**Task:** Every line below that contains "داود" is to be copied.

==== Dataset

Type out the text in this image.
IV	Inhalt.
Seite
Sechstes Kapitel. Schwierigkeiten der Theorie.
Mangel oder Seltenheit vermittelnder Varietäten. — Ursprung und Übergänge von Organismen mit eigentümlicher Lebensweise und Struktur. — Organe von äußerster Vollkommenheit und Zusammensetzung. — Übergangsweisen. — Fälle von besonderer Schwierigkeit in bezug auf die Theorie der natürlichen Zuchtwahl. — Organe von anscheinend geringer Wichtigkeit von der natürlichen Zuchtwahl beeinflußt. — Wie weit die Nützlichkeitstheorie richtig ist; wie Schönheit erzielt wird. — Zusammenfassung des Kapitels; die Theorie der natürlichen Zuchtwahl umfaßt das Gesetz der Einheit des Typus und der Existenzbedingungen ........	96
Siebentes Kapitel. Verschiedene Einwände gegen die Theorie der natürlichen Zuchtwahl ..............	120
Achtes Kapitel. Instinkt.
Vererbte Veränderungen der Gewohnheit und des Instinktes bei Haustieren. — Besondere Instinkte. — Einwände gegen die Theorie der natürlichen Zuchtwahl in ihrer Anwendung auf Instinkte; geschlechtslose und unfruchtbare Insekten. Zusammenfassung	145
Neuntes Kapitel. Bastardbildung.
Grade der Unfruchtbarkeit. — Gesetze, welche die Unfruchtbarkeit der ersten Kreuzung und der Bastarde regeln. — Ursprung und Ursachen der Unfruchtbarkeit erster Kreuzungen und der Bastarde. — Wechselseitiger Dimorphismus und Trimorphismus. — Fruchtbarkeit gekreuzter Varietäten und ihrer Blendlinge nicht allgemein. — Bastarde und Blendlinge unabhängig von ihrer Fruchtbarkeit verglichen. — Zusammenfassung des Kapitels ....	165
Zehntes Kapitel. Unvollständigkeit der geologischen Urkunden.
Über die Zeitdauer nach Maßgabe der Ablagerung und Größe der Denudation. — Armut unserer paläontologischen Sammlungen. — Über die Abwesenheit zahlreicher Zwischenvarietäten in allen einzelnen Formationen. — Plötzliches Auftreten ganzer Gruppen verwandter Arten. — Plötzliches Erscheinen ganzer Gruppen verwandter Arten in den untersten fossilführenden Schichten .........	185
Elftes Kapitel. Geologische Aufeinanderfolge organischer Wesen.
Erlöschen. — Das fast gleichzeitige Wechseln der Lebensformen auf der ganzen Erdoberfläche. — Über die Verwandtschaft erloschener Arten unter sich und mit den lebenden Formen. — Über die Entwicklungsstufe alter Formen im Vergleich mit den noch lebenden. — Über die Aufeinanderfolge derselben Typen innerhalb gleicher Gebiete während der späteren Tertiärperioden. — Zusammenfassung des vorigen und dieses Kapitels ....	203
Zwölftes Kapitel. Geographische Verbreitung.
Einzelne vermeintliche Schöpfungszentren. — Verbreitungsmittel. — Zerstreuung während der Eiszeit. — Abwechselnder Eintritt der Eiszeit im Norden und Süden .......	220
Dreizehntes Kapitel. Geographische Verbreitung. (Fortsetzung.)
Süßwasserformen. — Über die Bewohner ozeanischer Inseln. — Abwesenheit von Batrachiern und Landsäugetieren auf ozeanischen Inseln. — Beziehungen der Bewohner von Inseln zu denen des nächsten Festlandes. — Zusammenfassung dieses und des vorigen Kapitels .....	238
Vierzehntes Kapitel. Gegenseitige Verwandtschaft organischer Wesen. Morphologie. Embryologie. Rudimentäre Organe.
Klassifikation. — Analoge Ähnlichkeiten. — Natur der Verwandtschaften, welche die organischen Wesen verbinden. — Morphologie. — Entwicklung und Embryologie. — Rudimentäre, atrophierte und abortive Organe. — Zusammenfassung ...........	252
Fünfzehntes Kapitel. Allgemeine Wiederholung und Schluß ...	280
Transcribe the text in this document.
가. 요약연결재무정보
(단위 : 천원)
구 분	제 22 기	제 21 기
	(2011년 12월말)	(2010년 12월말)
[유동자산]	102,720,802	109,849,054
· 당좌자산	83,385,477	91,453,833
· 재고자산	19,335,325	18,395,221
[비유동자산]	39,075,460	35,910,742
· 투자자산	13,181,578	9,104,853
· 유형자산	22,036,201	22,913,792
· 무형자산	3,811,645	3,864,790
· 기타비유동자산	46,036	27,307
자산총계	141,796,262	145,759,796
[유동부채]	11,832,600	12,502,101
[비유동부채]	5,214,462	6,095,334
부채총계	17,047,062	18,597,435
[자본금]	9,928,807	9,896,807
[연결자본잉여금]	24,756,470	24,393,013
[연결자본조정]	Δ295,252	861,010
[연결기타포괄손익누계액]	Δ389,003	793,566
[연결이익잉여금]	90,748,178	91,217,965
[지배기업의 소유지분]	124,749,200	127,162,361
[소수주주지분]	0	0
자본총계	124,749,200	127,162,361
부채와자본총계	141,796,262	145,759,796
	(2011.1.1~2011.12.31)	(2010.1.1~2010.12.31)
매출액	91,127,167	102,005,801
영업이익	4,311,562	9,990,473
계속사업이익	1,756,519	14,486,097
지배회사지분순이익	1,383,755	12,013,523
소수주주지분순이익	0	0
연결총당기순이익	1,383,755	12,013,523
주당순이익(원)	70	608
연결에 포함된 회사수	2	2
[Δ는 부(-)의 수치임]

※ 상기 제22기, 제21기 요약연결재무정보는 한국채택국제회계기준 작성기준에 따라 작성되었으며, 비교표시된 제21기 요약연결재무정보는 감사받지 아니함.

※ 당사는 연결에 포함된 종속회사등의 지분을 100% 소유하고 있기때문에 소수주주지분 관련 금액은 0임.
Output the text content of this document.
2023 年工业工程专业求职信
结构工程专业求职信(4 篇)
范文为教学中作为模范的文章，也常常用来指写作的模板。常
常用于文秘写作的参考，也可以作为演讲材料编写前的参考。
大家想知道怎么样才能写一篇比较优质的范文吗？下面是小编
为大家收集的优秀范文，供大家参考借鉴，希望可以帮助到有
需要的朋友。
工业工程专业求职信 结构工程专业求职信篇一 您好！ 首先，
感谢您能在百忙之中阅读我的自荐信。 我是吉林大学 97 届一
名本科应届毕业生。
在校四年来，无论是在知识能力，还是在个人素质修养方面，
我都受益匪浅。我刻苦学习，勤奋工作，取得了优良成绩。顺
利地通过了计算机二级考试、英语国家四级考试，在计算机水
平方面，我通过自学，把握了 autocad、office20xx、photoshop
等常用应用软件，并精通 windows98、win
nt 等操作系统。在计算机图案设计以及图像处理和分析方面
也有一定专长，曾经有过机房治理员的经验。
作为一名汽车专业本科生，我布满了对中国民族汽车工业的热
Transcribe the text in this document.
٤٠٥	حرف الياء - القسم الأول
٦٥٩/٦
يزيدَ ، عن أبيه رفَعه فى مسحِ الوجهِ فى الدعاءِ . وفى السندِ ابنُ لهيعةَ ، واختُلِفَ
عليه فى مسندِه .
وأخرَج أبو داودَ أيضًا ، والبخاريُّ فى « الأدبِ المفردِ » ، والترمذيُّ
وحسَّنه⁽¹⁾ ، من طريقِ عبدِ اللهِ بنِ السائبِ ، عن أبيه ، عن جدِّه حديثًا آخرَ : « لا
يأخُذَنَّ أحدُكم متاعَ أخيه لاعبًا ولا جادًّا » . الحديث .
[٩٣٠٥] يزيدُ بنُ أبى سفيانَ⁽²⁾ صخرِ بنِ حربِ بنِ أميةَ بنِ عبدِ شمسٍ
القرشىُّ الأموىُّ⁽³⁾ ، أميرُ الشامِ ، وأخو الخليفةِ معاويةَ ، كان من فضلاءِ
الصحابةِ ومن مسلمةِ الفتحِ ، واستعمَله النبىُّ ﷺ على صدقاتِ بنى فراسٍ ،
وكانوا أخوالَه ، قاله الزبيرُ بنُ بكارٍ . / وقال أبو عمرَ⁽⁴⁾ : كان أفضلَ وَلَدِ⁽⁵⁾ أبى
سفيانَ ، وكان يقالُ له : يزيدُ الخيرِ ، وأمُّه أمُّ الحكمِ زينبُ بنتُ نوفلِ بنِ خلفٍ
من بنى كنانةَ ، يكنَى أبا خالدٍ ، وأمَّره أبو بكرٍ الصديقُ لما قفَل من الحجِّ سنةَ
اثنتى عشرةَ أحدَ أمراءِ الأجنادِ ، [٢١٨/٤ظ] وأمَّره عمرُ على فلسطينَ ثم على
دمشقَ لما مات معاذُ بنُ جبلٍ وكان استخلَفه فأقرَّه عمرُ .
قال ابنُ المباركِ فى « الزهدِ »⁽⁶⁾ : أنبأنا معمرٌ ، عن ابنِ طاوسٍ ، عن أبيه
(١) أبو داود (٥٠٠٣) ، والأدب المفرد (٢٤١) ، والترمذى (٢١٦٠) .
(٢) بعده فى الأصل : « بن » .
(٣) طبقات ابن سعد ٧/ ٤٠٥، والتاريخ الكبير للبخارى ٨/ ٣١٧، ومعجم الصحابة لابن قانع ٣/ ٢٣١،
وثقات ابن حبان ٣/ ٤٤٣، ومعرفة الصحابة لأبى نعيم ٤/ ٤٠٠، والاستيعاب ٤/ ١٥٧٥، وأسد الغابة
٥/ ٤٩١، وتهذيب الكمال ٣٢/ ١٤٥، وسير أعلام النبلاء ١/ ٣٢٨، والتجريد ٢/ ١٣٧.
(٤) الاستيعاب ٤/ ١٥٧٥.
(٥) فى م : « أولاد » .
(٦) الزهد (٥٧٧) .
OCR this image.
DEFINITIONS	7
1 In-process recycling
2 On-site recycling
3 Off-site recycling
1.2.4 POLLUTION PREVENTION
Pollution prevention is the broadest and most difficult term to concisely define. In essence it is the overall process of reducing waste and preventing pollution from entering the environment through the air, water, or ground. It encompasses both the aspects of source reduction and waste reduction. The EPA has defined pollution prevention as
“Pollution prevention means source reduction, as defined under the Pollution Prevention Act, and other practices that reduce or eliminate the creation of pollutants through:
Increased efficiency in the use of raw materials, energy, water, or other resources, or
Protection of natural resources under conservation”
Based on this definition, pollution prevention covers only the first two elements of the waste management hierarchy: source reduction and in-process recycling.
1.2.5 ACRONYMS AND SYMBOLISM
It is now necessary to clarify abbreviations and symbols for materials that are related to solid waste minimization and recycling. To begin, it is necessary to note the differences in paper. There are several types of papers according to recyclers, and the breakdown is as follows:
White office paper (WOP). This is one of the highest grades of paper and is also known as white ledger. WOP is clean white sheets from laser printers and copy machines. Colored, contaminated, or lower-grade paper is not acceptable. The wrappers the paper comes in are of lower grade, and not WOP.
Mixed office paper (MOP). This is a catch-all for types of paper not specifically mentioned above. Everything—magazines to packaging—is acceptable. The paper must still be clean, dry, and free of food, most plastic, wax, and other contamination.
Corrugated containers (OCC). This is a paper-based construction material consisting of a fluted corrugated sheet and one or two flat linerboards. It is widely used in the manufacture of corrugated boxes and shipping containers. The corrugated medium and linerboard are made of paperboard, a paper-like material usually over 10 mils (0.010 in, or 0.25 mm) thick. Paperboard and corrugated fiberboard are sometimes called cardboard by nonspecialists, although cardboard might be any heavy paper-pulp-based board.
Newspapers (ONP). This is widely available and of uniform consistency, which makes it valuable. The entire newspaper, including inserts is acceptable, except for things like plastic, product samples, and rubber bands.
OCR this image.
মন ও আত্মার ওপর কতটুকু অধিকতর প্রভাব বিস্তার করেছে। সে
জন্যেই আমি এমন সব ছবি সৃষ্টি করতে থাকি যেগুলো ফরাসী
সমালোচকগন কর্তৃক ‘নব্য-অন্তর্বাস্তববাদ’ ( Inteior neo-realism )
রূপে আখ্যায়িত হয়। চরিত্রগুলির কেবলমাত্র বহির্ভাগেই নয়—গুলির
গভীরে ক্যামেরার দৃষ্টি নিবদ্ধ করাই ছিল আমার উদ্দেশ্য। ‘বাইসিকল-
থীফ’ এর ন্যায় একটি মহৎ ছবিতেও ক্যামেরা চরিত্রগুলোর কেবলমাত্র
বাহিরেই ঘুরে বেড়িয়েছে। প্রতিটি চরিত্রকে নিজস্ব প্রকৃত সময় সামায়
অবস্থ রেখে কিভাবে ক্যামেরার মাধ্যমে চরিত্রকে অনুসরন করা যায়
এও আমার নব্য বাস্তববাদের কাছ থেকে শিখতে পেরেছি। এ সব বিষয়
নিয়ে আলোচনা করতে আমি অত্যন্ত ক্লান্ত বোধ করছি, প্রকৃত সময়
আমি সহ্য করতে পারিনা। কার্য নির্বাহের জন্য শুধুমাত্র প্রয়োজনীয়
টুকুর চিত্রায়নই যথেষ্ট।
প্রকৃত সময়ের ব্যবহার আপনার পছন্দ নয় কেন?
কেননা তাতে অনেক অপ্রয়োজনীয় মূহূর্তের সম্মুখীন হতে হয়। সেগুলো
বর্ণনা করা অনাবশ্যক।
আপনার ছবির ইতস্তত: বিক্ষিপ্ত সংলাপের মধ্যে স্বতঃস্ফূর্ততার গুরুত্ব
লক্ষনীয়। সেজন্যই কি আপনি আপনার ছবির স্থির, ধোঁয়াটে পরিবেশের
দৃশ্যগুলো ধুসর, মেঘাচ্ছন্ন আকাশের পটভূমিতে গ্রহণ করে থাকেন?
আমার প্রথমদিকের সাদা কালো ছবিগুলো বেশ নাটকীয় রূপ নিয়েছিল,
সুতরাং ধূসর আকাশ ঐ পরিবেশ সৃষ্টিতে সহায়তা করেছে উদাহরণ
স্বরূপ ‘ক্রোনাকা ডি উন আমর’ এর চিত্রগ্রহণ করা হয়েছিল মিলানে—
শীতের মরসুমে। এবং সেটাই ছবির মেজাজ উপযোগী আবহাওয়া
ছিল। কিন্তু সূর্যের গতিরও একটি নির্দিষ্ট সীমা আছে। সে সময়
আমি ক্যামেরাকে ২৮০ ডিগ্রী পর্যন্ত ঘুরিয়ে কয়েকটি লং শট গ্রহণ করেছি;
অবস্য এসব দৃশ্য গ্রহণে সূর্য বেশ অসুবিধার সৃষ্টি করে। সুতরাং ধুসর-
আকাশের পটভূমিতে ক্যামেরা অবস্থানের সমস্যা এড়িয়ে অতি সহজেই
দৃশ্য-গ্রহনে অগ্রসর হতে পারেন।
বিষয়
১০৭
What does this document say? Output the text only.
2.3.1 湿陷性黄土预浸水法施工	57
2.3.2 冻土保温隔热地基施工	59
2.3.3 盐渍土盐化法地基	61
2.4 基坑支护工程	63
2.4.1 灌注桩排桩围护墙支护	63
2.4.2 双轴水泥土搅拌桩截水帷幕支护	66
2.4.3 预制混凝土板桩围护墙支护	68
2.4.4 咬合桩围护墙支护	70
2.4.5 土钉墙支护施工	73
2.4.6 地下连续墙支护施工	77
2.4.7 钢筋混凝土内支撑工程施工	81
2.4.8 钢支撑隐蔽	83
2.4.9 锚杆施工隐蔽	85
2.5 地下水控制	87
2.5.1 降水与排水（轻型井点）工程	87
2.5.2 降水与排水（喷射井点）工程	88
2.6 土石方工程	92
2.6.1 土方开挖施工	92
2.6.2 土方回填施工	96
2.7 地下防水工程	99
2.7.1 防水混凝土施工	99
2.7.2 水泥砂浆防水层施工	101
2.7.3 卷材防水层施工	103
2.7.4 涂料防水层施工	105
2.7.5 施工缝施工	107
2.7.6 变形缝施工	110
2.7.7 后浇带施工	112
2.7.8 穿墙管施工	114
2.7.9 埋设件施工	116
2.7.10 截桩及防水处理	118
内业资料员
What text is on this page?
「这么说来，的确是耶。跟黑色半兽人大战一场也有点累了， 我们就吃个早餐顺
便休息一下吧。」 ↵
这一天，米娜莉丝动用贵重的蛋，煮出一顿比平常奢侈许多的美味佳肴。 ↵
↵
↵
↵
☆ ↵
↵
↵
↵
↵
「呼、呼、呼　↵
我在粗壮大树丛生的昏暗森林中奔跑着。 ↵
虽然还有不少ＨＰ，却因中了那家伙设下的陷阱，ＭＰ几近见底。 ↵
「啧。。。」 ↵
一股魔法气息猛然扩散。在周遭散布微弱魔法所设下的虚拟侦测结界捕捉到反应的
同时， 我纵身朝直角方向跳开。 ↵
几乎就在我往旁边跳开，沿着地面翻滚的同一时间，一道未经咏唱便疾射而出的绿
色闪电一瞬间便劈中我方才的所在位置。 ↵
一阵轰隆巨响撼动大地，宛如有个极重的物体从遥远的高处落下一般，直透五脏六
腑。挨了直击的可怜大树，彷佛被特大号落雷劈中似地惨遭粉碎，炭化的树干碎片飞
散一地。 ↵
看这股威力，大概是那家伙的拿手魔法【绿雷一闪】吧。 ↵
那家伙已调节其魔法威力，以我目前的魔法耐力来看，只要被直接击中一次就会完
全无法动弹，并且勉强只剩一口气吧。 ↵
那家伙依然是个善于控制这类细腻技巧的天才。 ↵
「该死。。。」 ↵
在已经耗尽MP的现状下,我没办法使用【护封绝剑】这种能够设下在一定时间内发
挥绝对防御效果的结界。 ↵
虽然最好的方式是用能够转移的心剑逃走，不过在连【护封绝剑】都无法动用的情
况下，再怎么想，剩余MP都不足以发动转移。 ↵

========

**Solution:**
وأخرَج أبو داودَ أيضًا ، والبخاريُّ فى « الأدبِ المفردِ » ، والترمذيُّ
(١) أبو داود (٥٠٠٣) ، والأدب المفرد (٢٤١) ، والترمذى (٢١٦٠) .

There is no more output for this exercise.